Here are records with pictures in them. Copy all of them exactly and leave the pictures out.

(Figure data in JSON)
━━━━━━━━

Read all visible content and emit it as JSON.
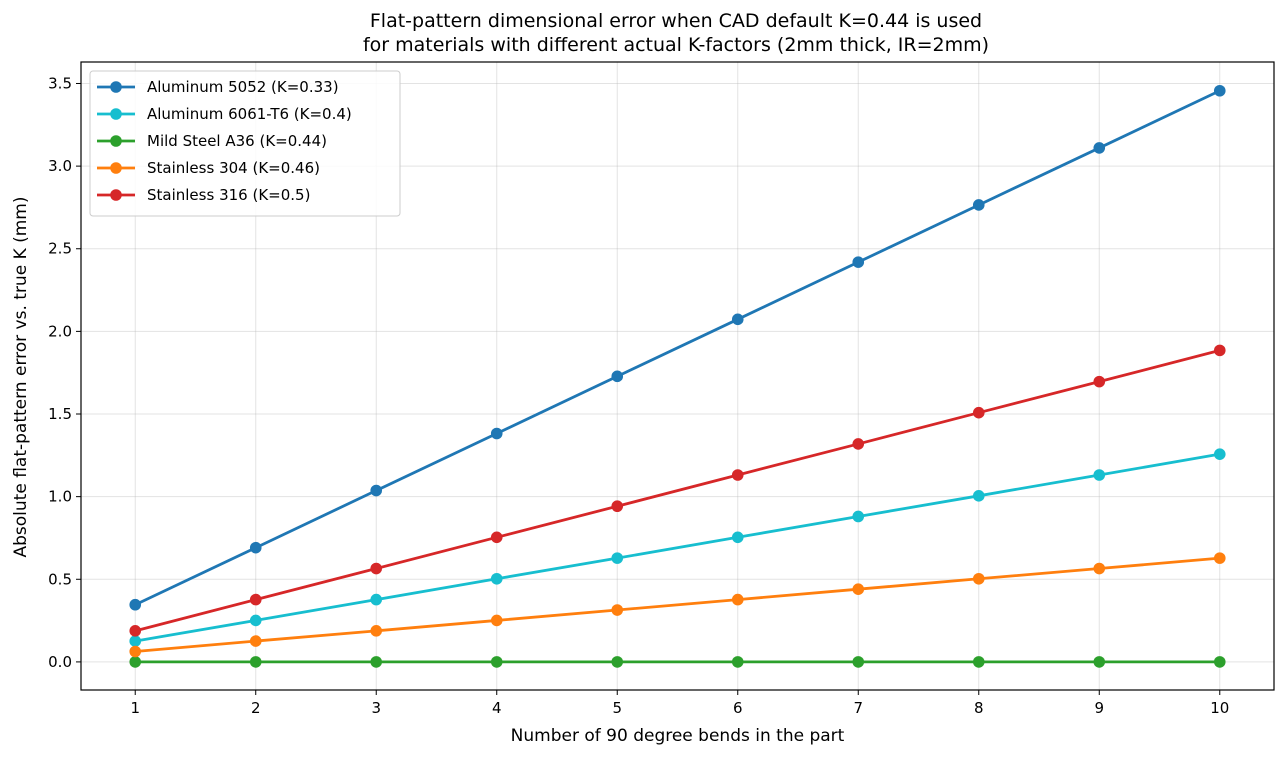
{
  "chart_data": {
    "type": "line",
    "title_lines": [
      "Flat-pattern dimensional error when CAD default K=0.44 is used",
      "for materials with different actual K-factors (2mm thick, IR=2mm)"
    ],
    "xlabel": "Number of 90 degree bends in the part",
    "ylabel": "Absolute flat-pattern error vs. true K (mm)",
    "x": [
      1,
      2,
      3,
      4,
      5,
      6,
      7,
      8,
      9,
      10
    ],
    "xlim": [
      0.55,
      10.45
    ],
    "ylim": [
      -0.17,
      3.63
    ],
    "xticks": [
      1,
      2,
      3,
      4,
      5,
      6,
      7,
      8,
      9,
      10
    ],
    "yticks": [
      0.0,
      0.5,
      1.0,
      1.5,
      2.0,
      2.5,
      3.0,
      3.5
    ],
    "ytick_labels": [
      "0.0",
      "0.5",
      "1.0",
      "1.5",
      "2.0",
      "2.5",
      "3.0",
      "3.5"
    ],
    "grid": true,
    "legend_position": "top-left",
    "series": [
      {
        "name": "Aluminum 5052 (K=0.33)",
        "color": "#1f77b4",
        "values": [
          0.346,
          0.691,
          1.037,
          1.382,
          1.728,
          2.073,
          2.419,
          2.765,
          3.11,
          3.456
        ]
      },
      {
        "name": "Aluminum 6061-T6 (K=0.4)",
        "color": "#17becf",
        "values": [
          0.126,
          0.251,
          0.377,
          0.503,
          0.628,
          0.754,
          0.88,
          1.005,
          1.131,
          1.257
        ]
      },
      {
        "name": "Mild Steel A36 (K=0.44)",
        "color": "#2ca02c",
        "values": [
          0,
          0,
          0,
          0,
          0,
          0,
          0,
          0,
          0,
          0
        ]
      },
      {
        "name": "Stainless 304 (K=0.46)",
        "color": "#ff7f0e",
        "values": [
          0.063,
          0.126,
          0.188,
          0.251,
          0.314,
          0.377,
          0.44,
          0.503,
          0.565,
          0.628
        ]
      },
      {
        "name": "Stainless 316 (K=0.5)",
        "color": "#d62728",
        "values": [
          0.188,
          0.377,
          0.565,
          0.754,
          0.942,
          1.131,
          1.319,
          1.508,
          1.696,
          1.885
        ]
      }
    ]
  }
}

━━━━━━━━

CORRECT RESULT:
Read all visible content and emit it as JSON.
{
  "chart_data": {
    "type": "line",
    "title_lines": [
      "Flat-pattern dimensional error when CAD default K=0.44 is used",
      "for materials with different actual K-factors (2mm thick, IR=2mm)"
    ],
    "xlabel": "Number of 90 degree bends in the part",
    "ylabel": "Absolute flat-pattern error vs. true K (mm)",
    "x": [
      1,
      2,
      3,
      4,
      5,
      6,
      7,
      8,
      9,
      10
    ],
    "xlim": [
      0.55,
      10.45
    ],
    "ylim": [
      -0.17,
      3.63
    ],
    "xticks": [
      1,
      2,
      3,
      4,
      5,
      6,
      7,
      8,
      9,
      10
    ],
    "yticks": [
      0.0,
      0.5,
      1.0,
      1.5,
      2.0,
      2.5,
      3.0,
      3.5
    ],
    "ytick_labels": [
      "0.0",
      "0.5",
      "1.0",
      "1.5",
      "2.0",
      "2.5",
      "3.0",
      "3.5"
    ],
    "grid": true,
    "legend_position": "top-left",
    "series": [
      {
        "name": "Aluminum 5052 (K=0.33)",
        "color": "#1f77b4",
        "values": [
          0.346,
          0.691,
          1.037,
          1.382,
          1.728,
          2.073,
          2.419,
          2.765,
          3.11,
          3.456
        ]
      },
      {
        "name": "Aluminum 6061-T6 (K=0.4)",
        "color": "#17becf",
        "values": [
          0.126,
          0.251,
          0.377,
          0.503,
          0.628,
          0.754,
          0.88,
          1.005,
          1.131,
          1.257
        ]
      },
      {
        "name": "Mild Steel A36 (K=0.44)",
        "color": "#2ca02c",
        "values": [
          0,
          0,
          0,
          0,
          0,
          0,
          0,
          0,
          0,
          0
        ]
      },
      {
        "name": "Stainless 304 (K=0.46)",
        "color": "#ff7f0e",
        "values": [
          0.063,
          0.126,
          0.188,
          0.251,
          0.314,
          0.377,
          0.44,
          0.503,
          0.565,
          0.628
        ]
      },
      {
        "name": "Stainless 316 (K=0.5)",
        "color": "#d62728",
        "values": [
          0.188,
          0.377,
          0.565,
          0.754,
          0.942,
          1.131,
          1.319,
          1.508,
          1.696,
          1.885
        ]
      }
    ]
  }
}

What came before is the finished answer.